_TASK DIRECTIONS:_ List each line holding the string "free".

[Records from a dataset]
----

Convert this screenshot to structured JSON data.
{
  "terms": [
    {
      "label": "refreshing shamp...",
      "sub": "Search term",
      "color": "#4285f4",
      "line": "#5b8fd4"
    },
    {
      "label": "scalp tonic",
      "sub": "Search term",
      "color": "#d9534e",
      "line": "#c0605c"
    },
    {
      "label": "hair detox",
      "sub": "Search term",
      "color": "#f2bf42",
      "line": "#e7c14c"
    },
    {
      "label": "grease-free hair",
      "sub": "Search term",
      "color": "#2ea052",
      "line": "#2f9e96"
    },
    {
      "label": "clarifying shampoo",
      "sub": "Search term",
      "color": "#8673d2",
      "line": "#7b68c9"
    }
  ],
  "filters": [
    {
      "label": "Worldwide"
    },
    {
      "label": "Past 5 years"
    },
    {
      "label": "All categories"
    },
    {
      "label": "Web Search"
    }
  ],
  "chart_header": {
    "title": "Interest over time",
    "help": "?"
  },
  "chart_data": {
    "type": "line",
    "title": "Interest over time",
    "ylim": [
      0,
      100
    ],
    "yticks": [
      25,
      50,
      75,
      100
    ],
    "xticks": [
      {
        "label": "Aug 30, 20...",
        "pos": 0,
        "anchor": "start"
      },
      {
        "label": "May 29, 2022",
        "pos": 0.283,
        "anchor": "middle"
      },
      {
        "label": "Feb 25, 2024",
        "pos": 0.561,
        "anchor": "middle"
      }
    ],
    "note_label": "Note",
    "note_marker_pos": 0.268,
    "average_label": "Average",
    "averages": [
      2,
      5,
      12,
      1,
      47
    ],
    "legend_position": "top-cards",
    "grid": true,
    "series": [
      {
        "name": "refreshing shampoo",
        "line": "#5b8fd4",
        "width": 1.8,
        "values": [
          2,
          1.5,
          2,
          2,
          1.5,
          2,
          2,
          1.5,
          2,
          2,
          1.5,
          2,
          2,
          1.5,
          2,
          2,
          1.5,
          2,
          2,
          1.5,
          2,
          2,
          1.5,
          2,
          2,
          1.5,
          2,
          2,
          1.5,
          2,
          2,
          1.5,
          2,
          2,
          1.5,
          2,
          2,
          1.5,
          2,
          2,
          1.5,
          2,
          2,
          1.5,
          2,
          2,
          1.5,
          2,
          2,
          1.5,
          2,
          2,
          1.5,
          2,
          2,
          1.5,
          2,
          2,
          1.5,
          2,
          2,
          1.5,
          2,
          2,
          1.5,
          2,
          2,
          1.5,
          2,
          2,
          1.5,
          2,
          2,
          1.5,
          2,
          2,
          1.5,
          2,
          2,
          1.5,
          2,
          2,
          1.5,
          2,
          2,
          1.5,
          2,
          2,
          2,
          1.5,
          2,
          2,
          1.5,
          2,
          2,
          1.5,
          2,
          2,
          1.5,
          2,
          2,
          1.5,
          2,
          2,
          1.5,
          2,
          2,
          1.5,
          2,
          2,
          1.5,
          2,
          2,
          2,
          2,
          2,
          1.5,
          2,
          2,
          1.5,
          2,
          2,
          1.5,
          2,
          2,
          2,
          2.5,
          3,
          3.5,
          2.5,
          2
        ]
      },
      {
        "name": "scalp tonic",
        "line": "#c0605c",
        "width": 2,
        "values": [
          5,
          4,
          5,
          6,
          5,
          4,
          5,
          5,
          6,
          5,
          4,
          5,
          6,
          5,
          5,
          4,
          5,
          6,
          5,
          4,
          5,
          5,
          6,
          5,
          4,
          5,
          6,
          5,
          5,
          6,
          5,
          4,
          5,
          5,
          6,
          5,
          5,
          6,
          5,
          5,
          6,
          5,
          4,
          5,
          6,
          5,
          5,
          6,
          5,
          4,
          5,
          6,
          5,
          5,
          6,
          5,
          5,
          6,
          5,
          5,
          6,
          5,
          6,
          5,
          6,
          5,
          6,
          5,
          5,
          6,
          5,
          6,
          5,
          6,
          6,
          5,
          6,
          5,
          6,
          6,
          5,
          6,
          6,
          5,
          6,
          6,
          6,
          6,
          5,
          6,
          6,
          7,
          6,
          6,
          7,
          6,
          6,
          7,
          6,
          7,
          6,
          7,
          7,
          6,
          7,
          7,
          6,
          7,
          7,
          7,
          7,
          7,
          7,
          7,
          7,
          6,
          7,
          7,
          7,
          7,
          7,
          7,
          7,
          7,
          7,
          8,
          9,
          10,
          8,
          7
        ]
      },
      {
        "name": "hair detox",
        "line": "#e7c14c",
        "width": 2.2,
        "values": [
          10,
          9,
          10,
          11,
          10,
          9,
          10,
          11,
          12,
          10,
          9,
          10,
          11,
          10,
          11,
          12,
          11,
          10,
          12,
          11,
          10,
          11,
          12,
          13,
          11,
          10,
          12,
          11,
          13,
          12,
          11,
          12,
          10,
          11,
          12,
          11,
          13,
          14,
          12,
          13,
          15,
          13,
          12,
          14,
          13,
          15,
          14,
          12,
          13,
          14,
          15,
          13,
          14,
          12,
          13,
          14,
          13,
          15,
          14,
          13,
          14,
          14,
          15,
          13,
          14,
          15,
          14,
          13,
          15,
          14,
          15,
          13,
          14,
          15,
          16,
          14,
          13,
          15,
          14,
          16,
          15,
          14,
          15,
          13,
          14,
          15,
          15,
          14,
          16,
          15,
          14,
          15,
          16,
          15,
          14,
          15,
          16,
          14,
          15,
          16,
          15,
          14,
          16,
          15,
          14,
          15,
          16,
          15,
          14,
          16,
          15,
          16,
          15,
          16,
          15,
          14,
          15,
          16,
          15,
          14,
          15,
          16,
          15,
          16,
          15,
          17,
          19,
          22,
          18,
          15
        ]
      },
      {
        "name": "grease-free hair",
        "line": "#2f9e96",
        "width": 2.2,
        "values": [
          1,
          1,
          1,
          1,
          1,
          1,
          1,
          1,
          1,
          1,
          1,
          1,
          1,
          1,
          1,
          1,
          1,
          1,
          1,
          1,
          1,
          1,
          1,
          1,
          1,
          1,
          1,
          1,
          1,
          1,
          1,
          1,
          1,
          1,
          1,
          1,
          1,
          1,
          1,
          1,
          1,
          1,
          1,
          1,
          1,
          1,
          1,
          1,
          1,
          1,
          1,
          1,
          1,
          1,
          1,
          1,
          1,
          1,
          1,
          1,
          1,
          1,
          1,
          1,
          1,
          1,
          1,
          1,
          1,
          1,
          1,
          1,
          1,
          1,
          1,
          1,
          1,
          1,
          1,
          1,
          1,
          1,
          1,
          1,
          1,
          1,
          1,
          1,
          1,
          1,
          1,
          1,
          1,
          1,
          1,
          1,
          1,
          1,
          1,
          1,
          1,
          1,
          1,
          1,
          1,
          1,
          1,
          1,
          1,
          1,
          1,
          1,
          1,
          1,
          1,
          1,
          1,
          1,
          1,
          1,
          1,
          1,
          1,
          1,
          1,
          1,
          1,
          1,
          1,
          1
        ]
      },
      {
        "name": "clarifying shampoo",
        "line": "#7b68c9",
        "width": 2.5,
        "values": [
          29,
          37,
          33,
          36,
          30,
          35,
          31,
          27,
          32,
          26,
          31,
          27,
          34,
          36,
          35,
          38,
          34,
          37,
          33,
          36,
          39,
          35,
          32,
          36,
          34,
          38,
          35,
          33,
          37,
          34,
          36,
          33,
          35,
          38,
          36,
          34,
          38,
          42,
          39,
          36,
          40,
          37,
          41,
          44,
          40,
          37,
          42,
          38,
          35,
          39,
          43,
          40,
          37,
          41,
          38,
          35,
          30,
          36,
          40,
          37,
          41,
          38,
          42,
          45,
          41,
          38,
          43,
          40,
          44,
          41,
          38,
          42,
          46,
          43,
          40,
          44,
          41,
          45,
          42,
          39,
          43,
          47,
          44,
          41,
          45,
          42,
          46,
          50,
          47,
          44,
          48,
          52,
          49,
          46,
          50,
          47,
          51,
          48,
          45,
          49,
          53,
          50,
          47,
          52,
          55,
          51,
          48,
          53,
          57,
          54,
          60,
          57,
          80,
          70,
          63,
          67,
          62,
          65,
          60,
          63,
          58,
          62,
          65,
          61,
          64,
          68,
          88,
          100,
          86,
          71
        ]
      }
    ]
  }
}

----

_RESULT BELOW:_
      "label": "grease-free hair",
        "name": "grease-free hair",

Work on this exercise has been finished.